— Begin —

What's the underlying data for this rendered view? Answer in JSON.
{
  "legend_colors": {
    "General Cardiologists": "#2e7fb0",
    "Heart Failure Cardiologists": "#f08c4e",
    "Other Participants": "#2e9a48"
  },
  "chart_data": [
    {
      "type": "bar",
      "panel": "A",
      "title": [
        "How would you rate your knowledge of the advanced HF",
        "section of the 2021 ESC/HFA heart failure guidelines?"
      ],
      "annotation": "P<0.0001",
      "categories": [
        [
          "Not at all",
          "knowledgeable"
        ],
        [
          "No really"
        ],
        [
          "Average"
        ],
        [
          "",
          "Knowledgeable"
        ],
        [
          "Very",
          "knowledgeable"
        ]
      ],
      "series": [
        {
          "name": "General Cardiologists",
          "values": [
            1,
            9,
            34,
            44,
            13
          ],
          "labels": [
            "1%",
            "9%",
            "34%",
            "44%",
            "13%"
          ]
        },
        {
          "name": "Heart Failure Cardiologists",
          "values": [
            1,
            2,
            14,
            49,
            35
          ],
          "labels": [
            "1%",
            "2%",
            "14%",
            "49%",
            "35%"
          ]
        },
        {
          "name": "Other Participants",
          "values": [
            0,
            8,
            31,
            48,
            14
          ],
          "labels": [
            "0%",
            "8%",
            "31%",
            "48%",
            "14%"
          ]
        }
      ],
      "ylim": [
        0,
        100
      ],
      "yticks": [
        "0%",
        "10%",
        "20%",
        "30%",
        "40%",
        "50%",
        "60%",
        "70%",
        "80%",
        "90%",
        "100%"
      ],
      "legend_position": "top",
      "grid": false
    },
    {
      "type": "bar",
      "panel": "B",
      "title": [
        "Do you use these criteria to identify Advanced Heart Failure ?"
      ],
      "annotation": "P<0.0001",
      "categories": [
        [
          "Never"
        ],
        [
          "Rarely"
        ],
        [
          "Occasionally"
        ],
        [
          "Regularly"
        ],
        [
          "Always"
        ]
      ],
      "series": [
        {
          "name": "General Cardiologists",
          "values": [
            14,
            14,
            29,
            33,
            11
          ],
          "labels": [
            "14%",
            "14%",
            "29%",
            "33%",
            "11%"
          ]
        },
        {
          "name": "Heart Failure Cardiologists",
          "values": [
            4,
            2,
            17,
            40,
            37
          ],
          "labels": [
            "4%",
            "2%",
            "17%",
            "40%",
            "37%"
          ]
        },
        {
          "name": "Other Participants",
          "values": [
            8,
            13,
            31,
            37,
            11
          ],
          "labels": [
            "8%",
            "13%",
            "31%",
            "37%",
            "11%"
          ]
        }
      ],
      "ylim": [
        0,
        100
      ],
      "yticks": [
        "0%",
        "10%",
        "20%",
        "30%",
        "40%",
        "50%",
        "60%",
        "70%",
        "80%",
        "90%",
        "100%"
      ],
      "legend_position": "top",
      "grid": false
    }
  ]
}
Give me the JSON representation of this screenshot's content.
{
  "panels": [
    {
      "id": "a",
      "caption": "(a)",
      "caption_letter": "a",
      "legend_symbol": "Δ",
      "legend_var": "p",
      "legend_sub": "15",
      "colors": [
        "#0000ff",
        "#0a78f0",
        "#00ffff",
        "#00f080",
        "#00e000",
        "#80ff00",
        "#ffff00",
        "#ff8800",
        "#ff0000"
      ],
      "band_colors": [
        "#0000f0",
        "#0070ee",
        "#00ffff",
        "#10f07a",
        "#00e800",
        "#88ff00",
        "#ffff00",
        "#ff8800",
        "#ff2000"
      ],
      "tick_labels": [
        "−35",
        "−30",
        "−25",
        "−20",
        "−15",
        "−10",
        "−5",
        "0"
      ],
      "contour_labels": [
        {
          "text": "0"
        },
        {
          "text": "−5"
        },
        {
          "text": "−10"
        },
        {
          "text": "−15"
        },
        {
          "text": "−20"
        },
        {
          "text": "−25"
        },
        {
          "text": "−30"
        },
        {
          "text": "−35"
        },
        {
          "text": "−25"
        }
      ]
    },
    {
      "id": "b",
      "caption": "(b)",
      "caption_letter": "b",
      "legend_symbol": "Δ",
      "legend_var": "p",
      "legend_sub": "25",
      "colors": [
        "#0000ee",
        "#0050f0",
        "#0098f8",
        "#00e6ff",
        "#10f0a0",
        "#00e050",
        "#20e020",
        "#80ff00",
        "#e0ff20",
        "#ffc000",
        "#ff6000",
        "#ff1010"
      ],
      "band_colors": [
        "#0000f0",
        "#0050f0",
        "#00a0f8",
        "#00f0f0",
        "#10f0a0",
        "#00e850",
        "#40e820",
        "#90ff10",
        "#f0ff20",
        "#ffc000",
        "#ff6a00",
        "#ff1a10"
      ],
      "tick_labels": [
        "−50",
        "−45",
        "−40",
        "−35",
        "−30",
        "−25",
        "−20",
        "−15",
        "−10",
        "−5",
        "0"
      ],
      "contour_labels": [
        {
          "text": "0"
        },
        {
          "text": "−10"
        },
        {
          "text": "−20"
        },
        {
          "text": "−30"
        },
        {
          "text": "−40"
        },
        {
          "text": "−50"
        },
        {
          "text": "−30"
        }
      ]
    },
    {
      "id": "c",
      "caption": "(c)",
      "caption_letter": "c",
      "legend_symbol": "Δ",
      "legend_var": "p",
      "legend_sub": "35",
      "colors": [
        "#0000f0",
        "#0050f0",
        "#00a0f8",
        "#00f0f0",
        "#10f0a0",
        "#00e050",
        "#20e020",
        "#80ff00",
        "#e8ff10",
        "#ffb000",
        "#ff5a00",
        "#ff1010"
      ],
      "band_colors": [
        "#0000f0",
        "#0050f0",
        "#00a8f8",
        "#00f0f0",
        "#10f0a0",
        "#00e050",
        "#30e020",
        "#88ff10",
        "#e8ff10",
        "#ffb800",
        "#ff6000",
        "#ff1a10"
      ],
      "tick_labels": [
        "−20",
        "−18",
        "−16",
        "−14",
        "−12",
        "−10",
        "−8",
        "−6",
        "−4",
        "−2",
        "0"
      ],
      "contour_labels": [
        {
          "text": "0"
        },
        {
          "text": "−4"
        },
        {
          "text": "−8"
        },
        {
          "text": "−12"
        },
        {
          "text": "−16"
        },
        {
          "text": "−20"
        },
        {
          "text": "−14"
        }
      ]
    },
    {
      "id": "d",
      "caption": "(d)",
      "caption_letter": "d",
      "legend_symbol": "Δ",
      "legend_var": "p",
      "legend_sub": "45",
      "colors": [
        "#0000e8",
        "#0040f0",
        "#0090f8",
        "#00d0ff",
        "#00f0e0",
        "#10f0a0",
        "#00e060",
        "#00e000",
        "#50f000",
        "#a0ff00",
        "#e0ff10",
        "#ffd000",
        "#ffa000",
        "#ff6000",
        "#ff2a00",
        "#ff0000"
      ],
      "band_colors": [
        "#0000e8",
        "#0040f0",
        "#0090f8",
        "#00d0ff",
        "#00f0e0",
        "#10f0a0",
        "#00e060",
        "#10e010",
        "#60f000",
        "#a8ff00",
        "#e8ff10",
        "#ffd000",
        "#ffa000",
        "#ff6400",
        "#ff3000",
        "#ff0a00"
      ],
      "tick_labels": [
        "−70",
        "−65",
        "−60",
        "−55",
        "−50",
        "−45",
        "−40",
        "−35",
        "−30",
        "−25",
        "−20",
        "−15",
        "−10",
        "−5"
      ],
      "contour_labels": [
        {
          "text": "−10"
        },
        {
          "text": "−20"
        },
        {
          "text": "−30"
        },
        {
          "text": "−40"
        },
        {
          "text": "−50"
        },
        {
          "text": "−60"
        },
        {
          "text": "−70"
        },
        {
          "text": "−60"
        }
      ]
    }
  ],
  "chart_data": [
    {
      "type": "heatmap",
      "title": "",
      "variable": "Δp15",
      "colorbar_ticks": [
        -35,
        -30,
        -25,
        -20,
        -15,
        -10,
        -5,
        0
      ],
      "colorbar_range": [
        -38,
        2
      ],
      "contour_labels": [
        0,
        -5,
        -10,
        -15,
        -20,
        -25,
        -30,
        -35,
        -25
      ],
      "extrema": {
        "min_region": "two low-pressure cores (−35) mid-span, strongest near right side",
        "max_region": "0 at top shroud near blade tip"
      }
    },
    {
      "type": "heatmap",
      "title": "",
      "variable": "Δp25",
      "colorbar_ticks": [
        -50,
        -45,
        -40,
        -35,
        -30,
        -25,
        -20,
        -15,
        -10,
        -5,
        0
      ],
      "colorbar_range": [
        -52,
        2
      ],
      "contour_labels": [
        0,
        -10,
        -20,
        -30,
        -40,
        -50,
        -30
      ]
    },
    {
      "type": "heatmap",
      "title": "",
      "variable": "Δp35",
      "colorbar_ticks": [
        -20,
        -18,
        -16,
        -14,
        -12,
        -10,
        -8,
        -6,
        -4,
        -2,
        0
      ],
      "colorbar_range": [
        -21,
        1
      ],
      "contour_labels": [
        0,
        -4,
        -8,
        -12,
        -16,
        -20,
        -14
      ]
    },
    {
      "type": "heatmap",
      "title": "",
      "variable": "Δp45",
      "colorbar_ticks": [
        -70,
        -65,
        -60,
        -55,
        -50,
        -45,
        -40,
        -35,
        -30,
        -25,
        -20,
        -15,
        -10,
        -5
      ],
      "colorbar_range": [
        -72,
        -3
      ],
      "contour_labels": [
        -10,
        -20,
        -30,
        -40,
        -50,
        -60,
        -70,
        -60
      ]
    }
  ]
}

— End —

-- YOUR TASK --
Count the lines above that contain the word "variable". Give only the number.

-- SOLVED PROBLEM --
4